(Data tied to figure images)
________________________

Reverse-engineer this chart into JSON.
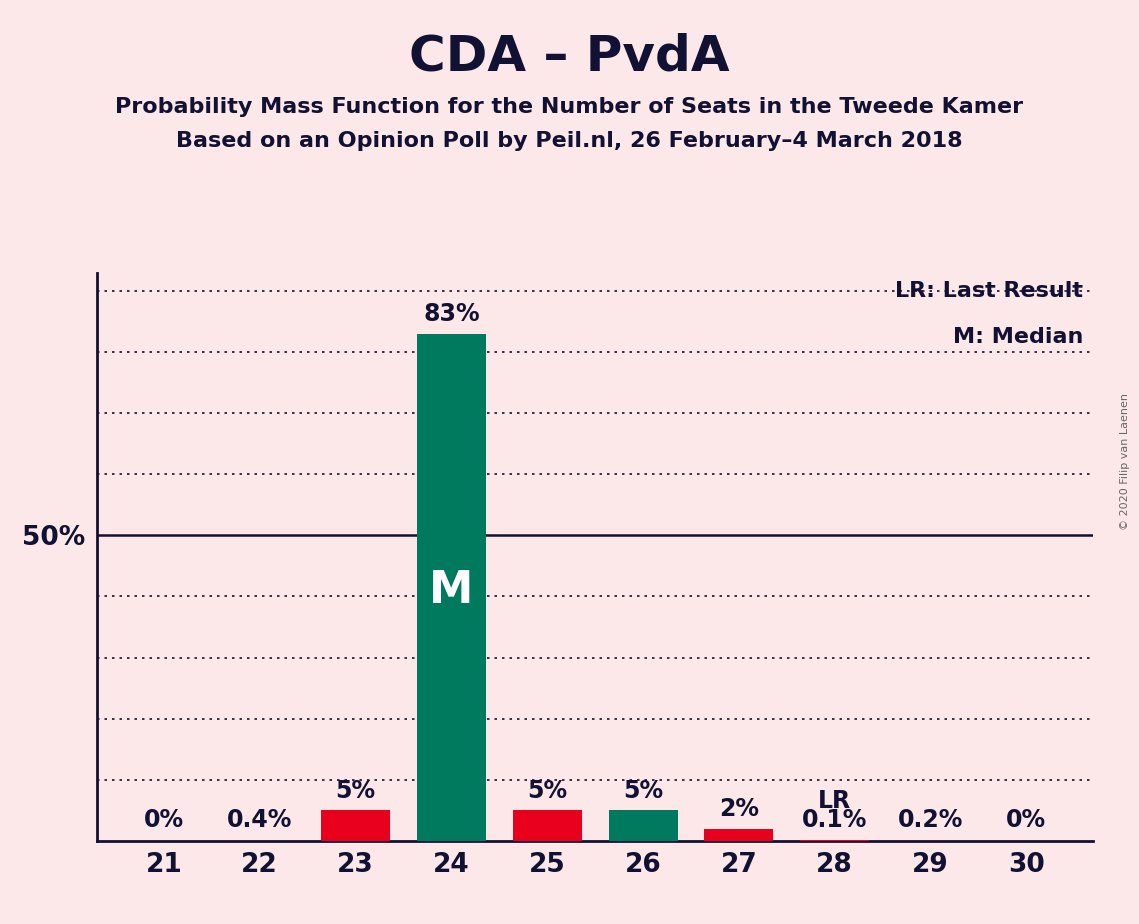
{
  "title": "CDA – PvdA",
  "subtitle1": "Probability Mass Function for the Number of Seats in the Tweede Kamer",
  "subtitle2": "Based on an Opinion Poll by Peil.nl, 26 February–4 March 2018",
  "seats": [
    21,
    22,
    23,
    24,
    25,
    26,
    27,
    28,
    29,
    30
  ],
  "values": [
    0.0,
    0.4,
    5.0,
    83.0,
    5.0,
    5.0,
    2.0,
    0.1,
    0.2,
    0.0
  ],
  "bar_colors": [
    "none",
    "none",
    "#e8001c",
    "#007a5e",
    "#e8001c",
    "#007a5e",
    "#e8001c",
    "#e8001c",
    "none",
    "none"
  ],
  "labels": [
    "0%",
    "0.4%",
    "5%",
    "83%",
    "5%",
    "5%",
    "2%",
    "0.1%",
    "0.2%",
    "0%"
  ],
  "median_seat": 24,
  "lr_seat": 28,
  "background_color": "#fce8e8",
  "ytick_values": [
    10,
    20,
    30,
    40,
    50,
    60,
    70,
    80,
    90
  ],
  "ylabel_50": "50%",
  "ymax": 93,
  "legend_lr": "LR: Last Result",
  "legend_m": "M: Median",
  "copyright": "© 2020 Filip van Laenen",
  "title_fontsize": 36,
  "subtitle_fontsize": 16,
  "bar_width": 0.72,
  "dotted_line_color": "#111133",
  "solid_line_color": "#111133",
  "text_color": "#111133"
}
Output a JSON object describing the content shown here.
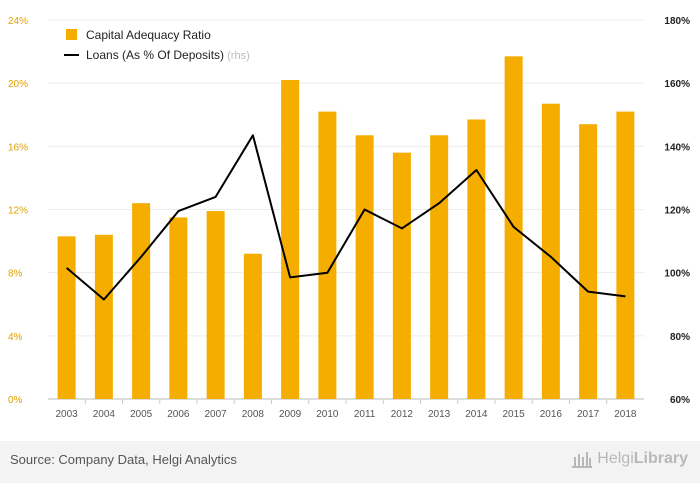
{
  "chart_data": {
    "type": "bar",
    "categories": [
      "2003",
      "2004",
      "2005",
      "2006",
      "2007",
      "2008",
      "2009",
      "2010",
      "2011",
      "2012",
      "2013",
      "2014",
      "2015",
      "2016",
      "2017",
      "2018"
    ],
    "series": [
      {
        "name": "Capital Adequacy Ratio",
        "type": "bar",
        "axis": "left",
        "color": "#f5ad00",
        "values": [
          10.3,
          10.4,
          12.4,
          11.5,
          11.9,
          9.2,
          20.2,
          18.2,
          16.7,
          15.6,
          16.7,
          17.7,
          21.7,
          18.7,
          17.4,
          18.2
        ]
      },
      {
        "name": "Loans (As % Of Deposits)",
        "type": "line",
        "axis": "right",
        "color": "#000000",
        "values": [
          101.5,
          91.5,
          105,
          119.5,
          124,
          143.5,
          98.5,
          100,
          120,
          114,
          122,
          132.5,
          114.5,
          105,
          94,
          92.5
        ]
      }
    ],
    "left_axis": {
      "ylim": [
        0,
        24
      ],
      "ticks": [
        "0%",
        "4%",
        "8%",
        "12%",
        "16%",
        "20%",
        "24%"
      ]
    },
    "right_axis": {
      "ylim": [
        60,
        180
      ],
      "ticks": [
        "60%",
        "80%",
        "100%",
        "120%",
        "140%",
        "160%",
        "180%"
      ]
    },
    "legend": {
      "placement": "top-left",
      "items": [
        "Capital Adequacy Ratio",
        "Loans (As % Of Deposits)"
      ],
      "rhs_note": "(rhs)"
    },
    "grid": true
  },
  "footer": {
    "source": "Source: Company Data, Helgi Analytics",
    "brand_light": "Helgi",
    "brand_bold": "Library"
  }
}
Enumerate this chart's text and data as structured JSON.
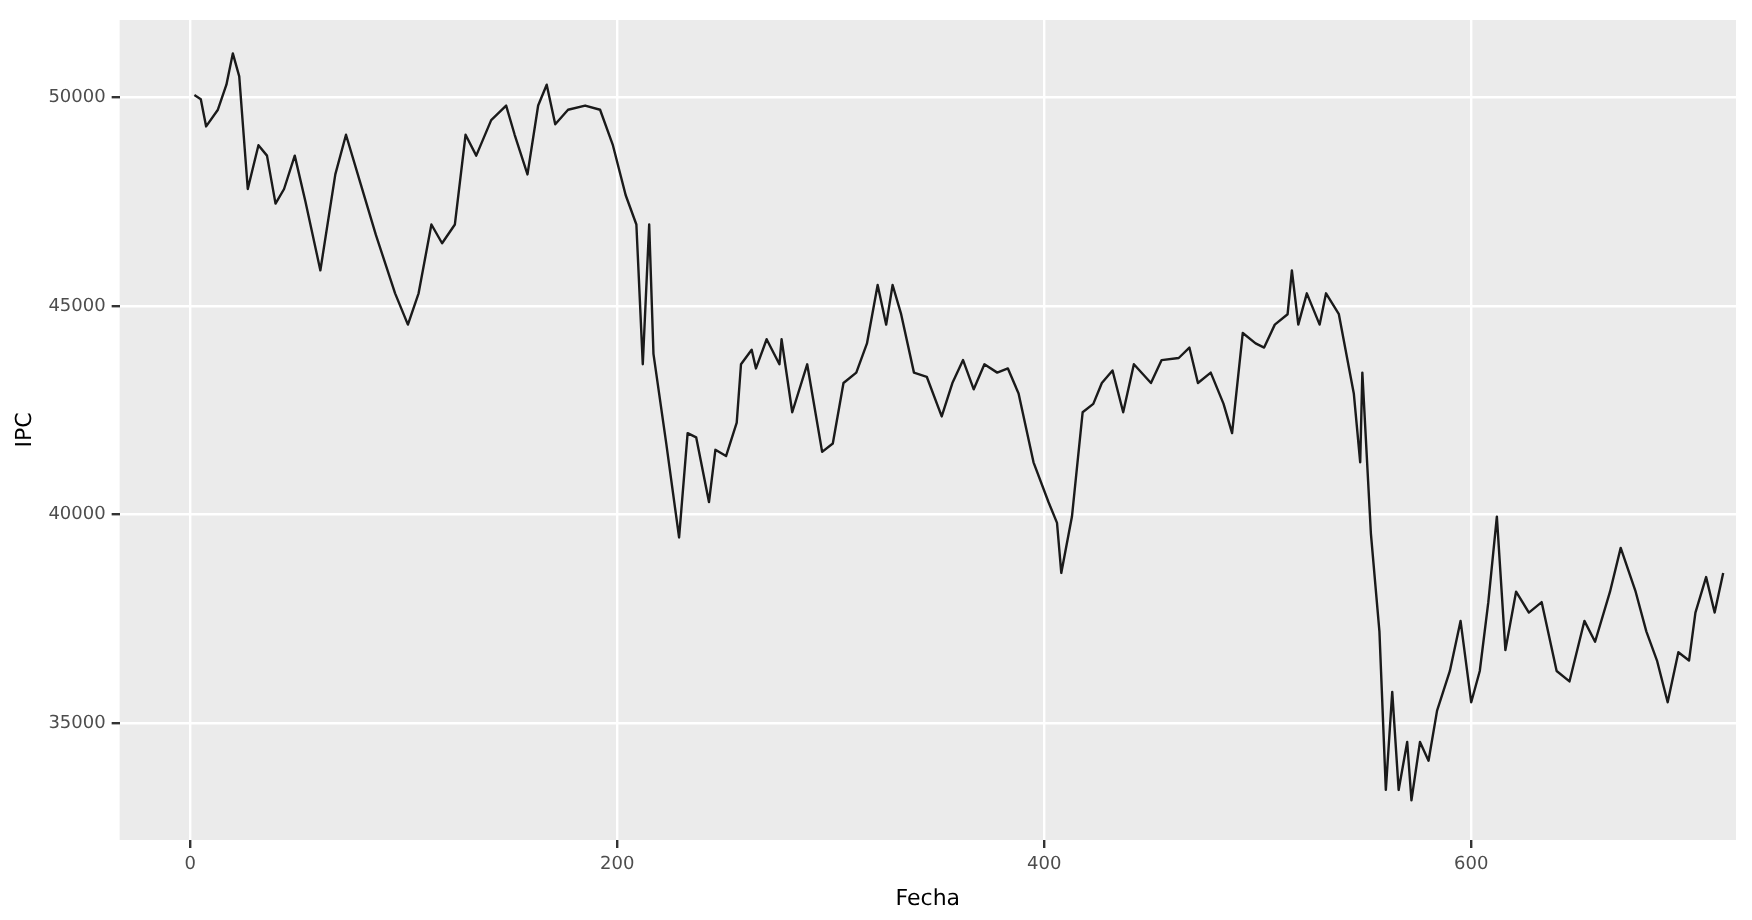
{
  "chart_data": {
    "type": "line",
    "xlabel": "Fecha",
    "ylabel": "IPC",
    "xlim": [
      -33,
      724
    ],
    "ylim": [
      32200,
      51850
    ],
    "xticks": [
      0,
      200,
      400,
      600
    ],
    "yticks": [
      35000,
      40000,
      45000,
      50000
    ],
    "grid": true,
    "legend": false,
    "marker": "none",
    "line_style": "solid",
    "series": [
      {
        "color": "#1a1a1a",
        "x": [
          2,
          5,
          7.5,
          13,
          17,
          20,
          23,
          27,
          32,
          36,
          40,
          44,
          49,
          54,
          61,
          68,
          73,
          80,
          87,
          96,
          102,
          107,
          113,
          118,
          124,
          129,
          134,
          141,
          148,
          152,
          158,
          163,
          167,
          171,
          177,
          185,
          192,
          198,
          204,
          209,
          212,
          215,
          217,
          223,
          229,
          233,
          237,
          243,
          246,
          251,
          256,
          258,
          263,
          265,
          270,
          276,
          277,
          282,
          289,
          296,
          301,
          306,
          312,
          317,
          322,
          326,
          329,
          333,
          339,
          345,
          352,
          357,
          362,
          367,
          372,
          378,
          383,
          388,
          395,
          402,
          406,
          408,
          413,
          418,
          423,
          427,
          432,
          437,
          442,
          450,
          455,
          463,
          468,
          472,
          478,
          484,
          488,
          493,
          499,
          503,
          508,
          514,
          516,
          519,
          523,
          529,
          532,
          538,
          545,
          548,
          549,
          553,
          557,
          560,
          563,
          566,
          570,
          572,
          576,
          580,
          584,
          590,
          595,
          600,
          604,
          608,
          612,
          616,
          621,
          627,
          633,
          640,
          646,
          653,
          658,
          665,
          670,
          677,
          682,
          687,
          692,
          697,
          702,
          705,
          710,
          714,
          718
        ],
        "values": [
          50050,
          49950,
          49300,
          49700,
          50300,
          51050,
          50500,
          47800,
          48850,
          48600,
          47450,
          47800,
          48600,
          47500,
          45850,
          48150,
          49100,
          47900,
          46700,
          45300,
          44550,
          45300,
          46950,
          46500,
          46950,
          49100,
          48600,
          49450,
          49800,
          49100,
          48150,
          49800,
          50300,
          49350,
          49700,
          49800,
          49700,
          48850,
          47650,
          46950,
          43600,
          46950,
          43850,
          41700,
          39450,
          41950,
          41850,
          40300,
          41550,
          41400,
          42200,
          43600,
          43950,
          43500,
          44200,
          43600,
          44200,
          42450,
          43600,
          41500,
          41700,
          43150,
          43400,
          44100,
          45500,
          44550,
          45500,
          44800,
          43400,
          43300,
          42350,
          43150,
          43700,
          43000,
          43600,
          43400,
          43500,
          42900,
          41250,
          40300,
          39800,
          38600,
          39950,
          42450,
          42650,
          43150,
          43450,
          42450,
          43600,
          43150,
          43700,
          43750,
          44000,
          43150,
          43400,
          42650,
          41950,
          44350,
          44100,
          44000,
          44550,
          44800,
          45850,
          44550,
          45300,
          44550,
          45300,
          44800,
          42900,
          41250,
          43400,
          39550,
          37200,
          33400,
          35750,
          33400,
          34550,
          33150,
          34550,
          34100,
          35300,
          36250,
          37450,
          35500,
          36250,
          37900,
          39950,
          36750,
          38150,
          37650,
          37900,
          36250,
          36000,
          37450,
          36950,
          38150,
          39200,
          38150,
          37200,
          36500,
          35500,
          36700,
          36500,
          37650,
          38500,
          37650,
          38600
        ]
      }
    ]
  }
}
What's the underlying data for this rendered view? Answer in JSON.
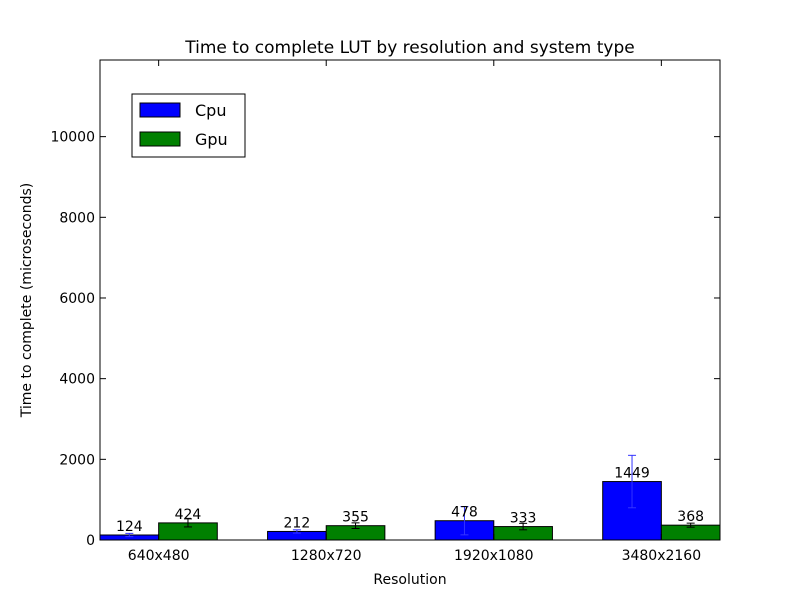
{
  "chart_data": {
    "type": "bar",
    "title": "Time to complete LUT by resolution and system type",
    "xlabel": "Resolution",
    "ylabel": "Time to complete (microseconds)",
    "categories": [
      "640x480",
      "1280x720",
      "1920x1080",
      "3480x2160"
    ],
    "ylim": [
      0,
      11900
    ],
    "yticks": [
      0,
      2000,
      4000,
      6000,
      8000,
      10000
    ],
    "legend_position": "top-left",
    "series": [
      {
        "name": "Cpu",
        "color": "#0000ff",
        "values": [
          124,
          212,
          478,
          1449
        ],
        "errors": [
          40,
          40,
          350,
          650
        ],
        "labels": [
          "124",
          "212",
          "478",
          "1449"
        ]
      },
      {
        "name": "Gpu",
        "color": "#008000",
        "values": [
          424,
          355,
          333,
          368
        ],
        "errors": [
          100,
          70,
          80,
          50
        ],
        "labels": [
          "424",
          "355",
          "333",
          "368"
        ]
      }
    ]
  }
}
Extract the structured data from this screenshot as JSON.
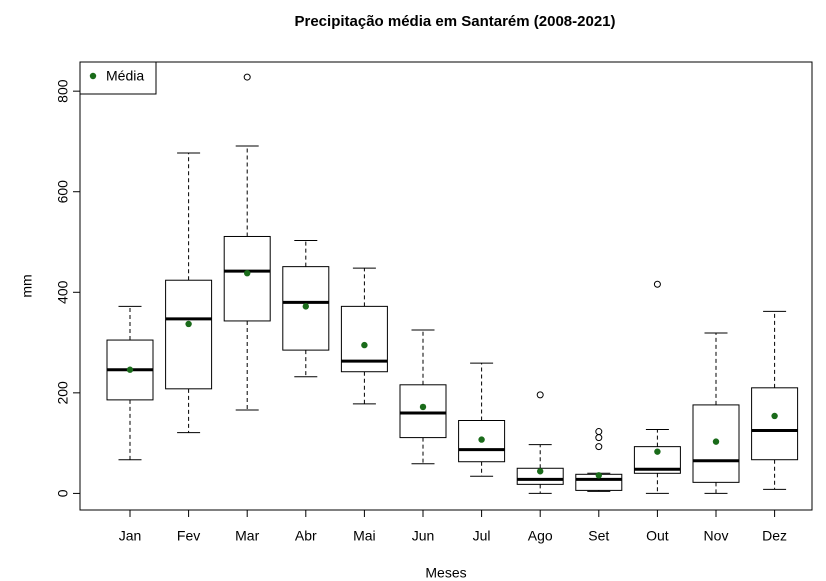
{
  "chart_data": {
    "type": "boxplot",
    "title": "Precipitação média em Santarém (2008-2021)",
    "x_label": "Meses",
    "y_label": "mm",
    "categories": [
      "Jan",
      "Fev",
      "Mar",
      "Abr",
      "Mai",
      "Jun",
      "Jul",
      "Ago",
      "Set",
      "Out",
      "Nov",
      "Dez"
    ],
    "min": [
      67,
      121,
      166,
      232,
      178,
      59,
      34,
      0,
      4,
      0,
      0,
      8
    ],
    "q1": [
      186,
      208,
      343,
      285,
      242,
      111,
      63,
      18,
      6,
      40,
      22,
      67
    ],
    "median": [
      246,
      347,
      442,
      380,
      263,
      160,
      87,
      28,
      28,
      48,
      65,
      125
    ],
    "q3": [
      305,
      424,
      511,
      451,
      372,
      216,
      145,
      50,
      38,
      93,
      176,
      210
    ],
    "max": [
      372,
      677,
      691,
      503,
      448,
      325,
      259,
      97,
      40,
      127,
      319,
      362
    ],
    "mean": [
      246,
      337,
      438,
      372,
      295,
      172,
      107,
      44,
      36,
      83,
      103,
      154
    ],
    "outliers": [
      [],
      [],
      [
        828
      ],
      [],
      [],
      [],
      [],
      [
        196
      ],
      [
        123,
        111,
        93
      ],
      [
        416
      ],
      [],
      []
    ],
    "mean_color": "#1a6b1a",
    "legend": {
      "label": "Média",
      "position": "top-left"
    },
    "ylim": [
      -33,
      858
    ],
    "yticks": [
      0,
      200,
      400,
      600,
      800
    ]
  }
}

________________________

▶ [The problem]: In the entries above, how many lines contain the word "Deposits"? Answer with the number only.

▶ [Exercise solution]: 2